Goal:
Across the data below, how many lines hold "آموخته"? Answer with that number and nothing else.

Raw data:
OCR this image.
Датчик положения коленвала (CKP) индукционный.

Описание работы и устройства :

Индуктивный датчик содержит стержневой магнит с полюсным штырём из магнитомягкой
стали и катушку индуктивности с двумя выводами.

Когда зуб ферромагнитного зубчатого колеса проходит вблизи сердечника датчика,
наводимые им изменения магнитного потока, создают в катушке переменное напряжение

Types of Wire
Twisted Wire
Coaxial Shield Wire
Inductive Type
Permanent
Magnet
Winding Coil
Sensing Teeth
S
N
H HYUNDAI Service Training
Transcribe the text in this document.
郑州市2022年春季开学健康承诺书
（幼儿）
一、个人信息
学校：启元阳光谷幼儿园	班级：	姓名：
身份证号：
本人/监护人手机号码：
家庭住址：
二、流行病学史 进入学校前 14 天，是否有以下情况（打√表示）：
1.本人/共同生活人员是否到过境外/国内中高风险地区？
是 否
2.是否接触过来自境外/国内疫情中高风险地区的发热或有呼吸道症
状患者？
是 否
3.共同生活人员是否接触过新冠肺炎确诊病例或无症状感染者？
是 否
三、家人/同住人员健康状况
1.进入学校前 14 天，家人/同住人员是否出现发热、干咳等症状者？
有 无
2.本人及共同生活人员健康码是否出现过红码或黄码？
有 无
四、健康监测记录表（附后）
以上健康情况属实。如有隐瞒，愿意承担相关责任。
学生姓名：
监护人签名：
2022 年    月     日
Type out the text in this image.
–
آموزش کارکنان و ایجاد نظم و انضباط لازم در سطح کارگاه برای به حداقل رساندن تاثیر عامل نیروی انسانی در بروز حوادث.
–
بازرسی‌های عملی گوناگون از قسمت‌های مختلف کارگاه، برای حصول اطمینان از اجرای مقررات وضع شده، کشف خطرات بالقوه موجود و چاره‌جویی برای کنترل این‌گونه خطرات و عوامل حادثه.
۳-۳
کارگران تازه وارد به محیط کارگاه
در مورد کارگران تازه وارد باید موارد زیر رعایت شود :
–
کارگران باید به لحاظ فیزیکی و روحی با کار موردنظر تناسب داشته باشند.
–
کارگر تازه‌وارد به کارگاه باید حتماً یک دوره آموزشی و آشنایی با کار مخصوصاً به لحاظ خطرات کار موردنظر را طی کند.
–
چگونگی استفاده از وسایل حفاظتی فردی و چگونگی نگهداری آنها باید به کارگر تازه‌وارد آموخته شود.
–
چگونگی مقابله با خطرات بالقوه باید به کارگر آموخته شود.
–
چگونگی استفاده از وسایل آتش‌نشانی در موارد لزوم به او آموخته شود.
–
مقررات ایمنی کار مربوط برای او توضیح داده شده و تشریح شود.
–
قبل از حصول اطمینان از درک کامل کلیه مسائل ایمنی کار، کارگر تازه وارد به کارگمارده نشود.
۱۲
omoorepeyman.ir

The reply:
3